▶ [Goal]
Write out, word for word, every line from the one containing "Enumerate this screenshot's" through the last line of the records below, both ends included.

▶ [Supplied records]

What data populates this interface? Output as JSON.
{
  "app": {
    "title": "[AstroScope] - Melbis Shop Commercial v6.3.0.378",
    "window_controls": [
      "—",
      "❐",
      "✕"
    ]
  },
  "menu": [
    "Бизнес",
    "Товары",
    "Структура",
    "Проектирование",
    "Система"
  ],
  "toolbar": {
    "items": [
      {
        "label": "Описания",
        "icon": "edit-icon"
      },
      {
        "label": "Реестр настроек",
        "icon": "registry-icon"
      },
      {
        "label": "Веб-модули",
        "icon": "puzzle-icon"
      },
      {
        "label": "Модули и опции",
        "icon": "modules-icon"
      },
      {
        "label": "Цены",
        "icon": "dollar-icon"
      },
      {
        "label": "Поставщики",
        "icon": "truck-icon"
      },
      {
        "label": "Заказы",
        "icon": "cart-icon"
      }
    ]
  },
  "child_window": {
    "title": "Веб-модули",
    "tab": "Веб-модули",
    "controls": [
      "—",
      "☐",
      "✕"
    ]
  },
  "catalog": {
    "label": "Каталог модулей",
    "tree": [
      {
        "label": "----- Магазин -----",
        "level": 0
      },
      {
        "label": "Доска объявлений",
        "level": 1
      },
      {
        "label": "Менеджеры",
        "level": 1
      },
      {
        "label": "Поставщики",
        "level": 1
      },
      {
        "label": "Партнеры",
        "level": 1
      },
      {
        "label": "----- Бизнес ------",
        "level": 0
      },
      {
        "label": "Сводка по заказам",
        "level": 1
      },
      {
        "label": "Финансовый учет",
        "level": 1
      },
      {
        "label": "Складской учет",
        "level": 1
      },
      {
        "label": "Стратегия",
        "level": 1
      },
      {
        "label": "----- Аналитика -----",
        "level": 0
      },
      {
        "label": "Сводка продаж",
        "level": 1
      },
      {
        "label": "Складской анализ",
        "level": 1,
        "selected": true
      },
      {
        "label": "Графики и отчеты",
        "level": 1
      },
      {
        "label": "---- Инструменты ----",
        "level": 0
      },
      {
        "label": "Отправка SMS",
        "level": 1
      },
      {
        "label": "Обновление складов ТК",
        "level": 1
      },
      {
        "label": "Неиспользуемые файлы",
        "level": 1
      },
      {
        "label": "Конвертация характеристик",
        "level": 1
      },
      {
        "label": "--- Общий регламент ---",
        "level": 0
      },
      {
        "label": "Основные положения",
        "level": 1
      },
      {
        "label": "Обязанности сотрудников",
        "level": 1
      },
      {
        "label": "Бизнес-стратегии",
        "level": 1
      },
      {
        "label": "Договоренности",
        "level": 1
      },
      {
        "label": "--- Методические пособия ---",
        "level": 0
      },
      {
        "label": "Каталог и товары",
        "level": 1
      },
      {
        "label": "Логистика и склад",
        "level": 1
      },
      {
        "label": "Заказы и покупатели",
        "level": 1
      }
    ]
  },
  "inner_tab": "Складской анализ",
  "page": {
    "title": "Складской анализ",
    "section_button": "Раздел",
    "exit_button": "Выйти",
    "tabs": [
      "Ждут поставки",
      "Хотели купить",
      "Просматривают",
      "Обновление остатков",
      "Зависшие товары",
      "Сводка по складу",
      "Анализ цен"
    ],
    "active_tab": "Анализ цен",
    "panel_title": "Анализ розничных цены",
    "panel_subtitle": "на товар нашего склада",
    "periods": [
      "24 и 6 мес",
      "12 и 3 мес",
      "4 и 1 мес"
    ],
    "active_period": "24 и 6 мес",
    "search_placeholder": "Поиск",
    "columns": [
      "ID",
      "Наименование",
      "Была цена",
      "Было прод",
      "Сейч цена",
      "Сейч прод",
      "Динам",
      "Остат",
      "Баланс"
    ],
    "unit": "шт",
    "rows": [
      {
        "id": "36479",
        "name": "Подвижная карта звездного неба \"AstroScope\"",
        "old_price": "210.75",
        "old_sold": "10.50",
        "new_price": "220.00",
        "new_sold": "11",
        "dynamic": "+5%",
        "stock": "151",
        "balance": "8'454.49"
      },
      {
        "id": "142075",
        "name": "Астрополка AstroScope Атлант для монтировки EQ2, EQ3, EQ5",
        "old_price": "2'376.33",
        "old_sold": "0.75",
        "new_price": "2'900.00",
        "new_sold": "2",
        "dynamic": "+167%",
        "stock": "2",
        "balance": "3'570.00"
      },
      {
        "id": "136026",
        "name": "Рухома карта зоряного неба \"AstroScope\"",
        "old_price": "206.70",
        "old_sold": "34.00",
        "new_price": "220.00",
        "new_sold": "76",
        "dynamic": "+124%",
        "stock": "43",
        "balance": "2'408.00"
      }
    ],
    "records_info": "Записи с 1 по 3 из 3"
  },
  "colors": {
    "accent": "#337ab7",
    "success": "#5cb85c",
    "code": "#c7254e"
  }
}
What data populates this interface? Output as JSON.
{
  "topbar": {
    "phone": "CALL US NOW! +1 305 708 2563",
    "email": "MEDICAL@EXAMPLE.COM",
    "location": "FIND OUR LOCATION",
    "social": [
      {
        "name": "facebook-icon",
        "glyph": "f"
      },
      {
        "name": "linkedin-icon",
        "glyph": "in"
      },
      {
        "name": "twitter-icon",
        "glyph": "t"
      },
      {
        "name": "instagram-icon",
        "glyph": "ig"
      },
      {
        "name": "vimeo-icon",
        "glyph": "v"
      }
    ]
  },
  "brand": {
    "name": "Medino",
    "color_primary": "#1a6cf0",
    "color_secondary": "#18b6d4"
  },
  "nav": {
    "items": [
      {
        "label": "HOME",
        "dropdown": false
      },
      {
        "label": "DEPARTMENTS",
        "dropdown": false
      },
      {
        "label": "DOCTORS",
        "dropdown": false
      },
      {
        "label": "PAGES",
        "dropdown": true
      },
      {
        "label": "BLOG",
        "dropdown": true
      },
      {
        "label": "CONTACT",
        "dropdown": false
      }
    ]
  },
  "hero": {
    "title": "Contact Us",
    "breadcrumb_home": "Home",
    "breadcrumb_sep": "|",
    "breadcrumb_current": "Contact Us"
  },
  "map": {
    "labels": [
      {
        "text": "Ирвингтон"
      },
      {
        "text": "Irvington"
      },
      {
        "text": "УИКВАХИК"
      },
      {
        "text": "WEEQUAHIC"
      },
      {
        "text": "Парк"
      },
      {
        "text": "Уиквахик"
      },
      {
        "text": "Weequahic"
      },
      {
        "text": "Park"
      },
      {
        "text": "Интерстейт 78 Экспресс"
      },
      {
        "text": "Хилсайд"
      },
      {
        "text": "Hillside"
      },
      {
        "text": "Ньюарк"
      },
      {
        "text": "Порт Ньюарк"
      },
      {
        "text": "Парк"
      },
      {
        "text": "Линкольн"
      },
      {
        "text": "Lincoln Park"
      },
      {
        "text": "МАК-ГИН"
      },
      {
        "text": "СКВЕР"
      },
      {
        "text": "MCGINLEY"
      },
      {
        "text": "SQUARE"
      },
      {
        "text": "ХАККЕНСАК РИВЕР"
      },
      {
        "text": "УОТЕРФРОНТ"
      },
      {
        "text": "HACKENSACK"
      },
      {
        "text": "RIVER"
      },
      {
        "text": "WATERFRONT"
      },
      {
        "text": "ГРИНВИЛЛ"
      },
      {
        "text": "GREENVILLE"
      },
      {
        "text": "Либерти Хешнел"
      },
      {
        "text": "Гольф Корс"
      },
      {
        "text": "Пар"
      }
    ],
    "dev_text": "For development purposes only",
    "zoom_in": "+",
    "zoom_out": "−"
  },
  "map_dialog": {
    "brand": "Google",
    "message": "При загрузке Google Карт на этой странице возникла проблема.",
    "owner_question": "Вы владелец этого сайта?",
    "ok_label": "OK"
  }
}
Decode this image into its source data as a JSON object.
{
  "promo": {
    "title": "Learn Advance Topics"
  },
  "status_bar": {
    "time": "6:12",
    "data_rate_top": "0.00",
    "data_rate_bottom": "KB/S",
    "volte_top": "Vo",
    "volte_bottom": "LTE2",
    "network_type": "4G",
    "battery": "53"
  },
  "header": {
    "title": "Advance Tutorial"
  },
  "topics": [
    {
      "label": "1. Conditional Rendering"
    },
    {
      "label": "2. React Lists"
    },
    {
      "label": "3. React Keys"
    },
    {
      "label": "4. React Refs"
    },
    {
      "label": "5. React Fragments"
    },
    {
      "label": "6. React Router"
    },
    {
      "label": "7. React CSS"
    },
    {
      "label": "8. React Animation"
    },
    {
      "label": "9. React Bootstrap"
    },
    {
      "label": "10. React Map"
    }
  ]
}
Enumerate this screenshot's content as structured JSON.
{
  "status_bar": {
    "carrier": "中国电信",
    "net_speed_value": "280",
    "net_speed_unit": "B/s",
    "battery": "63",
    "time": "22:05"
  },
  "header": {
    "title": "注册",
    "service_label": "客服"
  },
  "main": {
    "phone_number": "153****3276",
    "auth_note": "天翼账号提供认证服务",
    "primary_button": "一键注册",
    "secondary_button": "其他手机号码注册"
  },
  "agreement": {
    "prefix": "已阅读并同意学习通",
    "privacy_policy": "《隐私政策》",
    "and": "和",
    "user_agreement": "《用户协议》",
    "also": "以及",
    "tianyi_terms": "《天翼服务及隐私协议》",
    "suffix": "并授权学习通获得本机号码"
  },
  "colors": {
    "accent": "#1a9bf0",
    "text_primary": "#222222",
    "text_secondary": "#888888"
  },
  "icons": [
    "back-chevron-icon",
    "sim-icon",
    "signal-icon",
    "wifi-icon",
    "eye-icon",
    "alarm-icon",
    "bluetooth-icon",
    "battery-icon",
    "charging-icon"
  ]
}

▶ [Written solution]
Enumerate this screenshot's content as structured JSON.
{
  "status_bar": {
    "carrier": "中国电信",
    "net_speed_value": "280",
    "net_speed_unit": "B/s",
    "battery": "63",
    "time": "22:05"
  },
  "header": {
    "title": "注册",
    "service_label": "客服"
  },
  "main": {
    "phone_number": "153****3276",
    "auth_note": "天翼账号提供认证服务",
    "primary_button": "一键注册",
    "secondary_button": "其他手机号码注册"
  },
  "agreement": {
    "prefix": "已阅读并同意学习通",
    "privacy_policy": "《隐私政策》",
    "and": "和",
    "user_agreement": "《用户协议》",
    "also": "以及",
    "tianyi_terms": "《天翼服务及隐私协议》",
    "suffix": "并授权学习通获得本机号码"
  },
  "colors": {
    "accent": "#1a9bf0",
    "text_primary": "#222222",
    "text_secondary": "#888888"
  },
  "icons": [
    "back-chevron-icon",
    "sim-icon",
    "signal-icon",
    "wifi-icon",
    "eye-icon",
    "alarm-icon",
    "bluetooth-icon",
    "battery-icon",
    "charging-icon"
  ]
}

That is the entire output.